Stored items from a collection:
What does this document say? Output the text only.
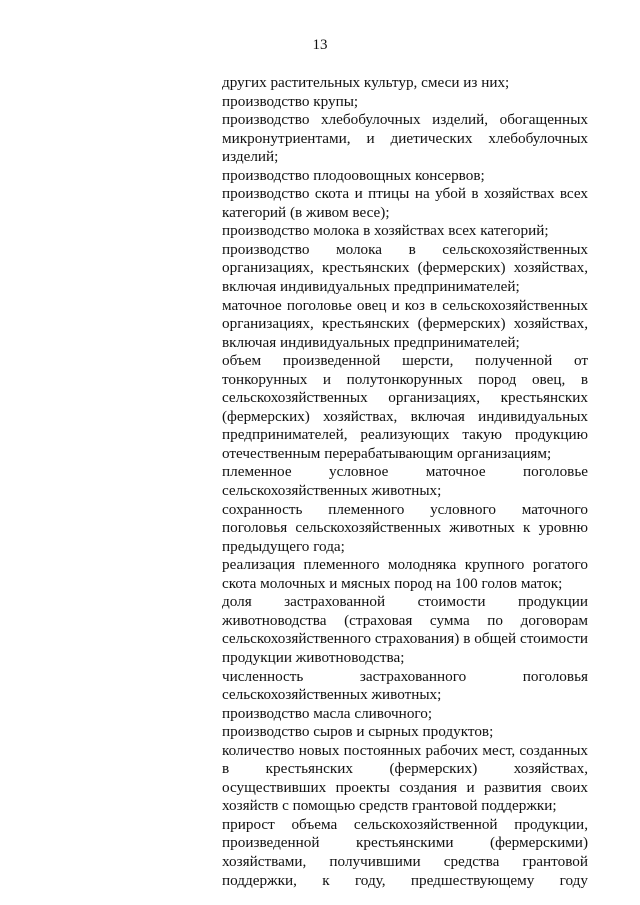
13

других растительных культур, смеси из них;

производство крупы;

производство хлебобулочных изделий, обогащенных микронутриентами, и диетических хлебобулочных изделий;

производство плодоовощных консервов;

производство скота и птицы на убой в хозяйствах всех категорий (в живом весе);

производство молока в хозяйствах всех категорий;

производство молока в сельскохозяйственных организациях, крестьянских (фермерских) хозяйствах, включая индивидуальных предпринимателей;

маточное поголовье овец и коз в сельскохозяйственных организациях, крестьянских (фермерских) хозяйствах, включая индивидуальных предпринимателей;

объем произведенной шерсти, полученной от тонкорунных и полутонкорунных пород овец, в сельскохозяйственных организациях, крестьянских (фермерских) хозяйствах, включая индивидуальных предпринимателей, реализующих такую продукцию отечественным перерабатывающим организациям;

племенное условное маточное поголовье сельскохозяйственных животных;

сохранность племенного условного маточного поголовья сельскохозяйственных животных к уровню предыдущего года;

реализация племенного молодняка крупного рогатого скота молочных и мясных пород на 100 голов маток;

доля застрахованной стоимости продукции животноводства (страховая сумма по договорам сельскохозяйственного страхования) в общей стоимости продукции животноводства;

численность застрахованного поголовья сельскохозяйственных животных;

производство масла сливочного;

производство сыров и сырных продуктов;

количество новых постоянных рабочих мест, созданных в крестьянских (фермерских) хозяйствах, осуществивших проекты создания и развития своих хозяйств с помощью средств грантовой поддержки;

прирост объема сельскохозяйственной продукции, произведенной крестьянскими (фермерскими) хозяйствами, получившими средства грантовой поддержки, к году, предшествующему году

# TASK OBJECTIVE
Exclude the pictures and repeat every other part of the records word for word.

# RESULT OF THIS TASK
What does this document say? Output the text only.
13

других растительных культур, смеси из них;

производство крупы;

производство хлебобулочных изделий, обогащенных микронутриентами, и диетических хлебобулочных изделий;

производство плодоовощных консервов;

производство скота и птицы на убой в хозяйствах всех категорий (в живом весе);

производство молока в хозяйствах всех категорий;

производство молока в сельскохозяйственных организациях, крестьянских (фермерских) хозяйствах, включая индивидуальных предпринимателей;

маточное поголовье овец и коз в сельскохозяйственных организациях, крестьянских (фермерских) хозяйствах, включая индивидуальных предпринимателей;

объем произведенной шерсти, полученной от тонкорунных и полутонкорунных пород овец, в сельскохозяйственных организациях, крестьянских (фермерских) хозяйствах, включая индивидуальных предпринимателей, реализующих такую продукцию отечественным перерабатывающим организациям;

племенное условное маточное поголовье сельскохозяйственных животных;

сохранность племенного условного маточного поголовья сельскохозяйственных животных к уровню предыдущего года;

реализация племенного молодняка крупного рогатого скота молочных и мясных пород на 100 голов маток;

доля застрахованной стоимости продукции животноводства (страховая сумма по договорам сельскохозяйственного страхования) в общей стоимости продукции животноводства;

численность застрахованного поголовья сельскохозяйственных животных;

производство масла сливочного;

производство сыров и сырных продуктов;

количество новых постоянных рабочих мест, созданных в крестьянских (фермерских) хозяйствах, осуществивших проекты создания и развития своих хозяйств с помощью средств грантовой поддержки;

прирост объема сельскохозяйственной продукции, произведенной крестьянскими (фермерскими) хозяйствами, получившими средства грантовой поддержки, к году, предшествующему году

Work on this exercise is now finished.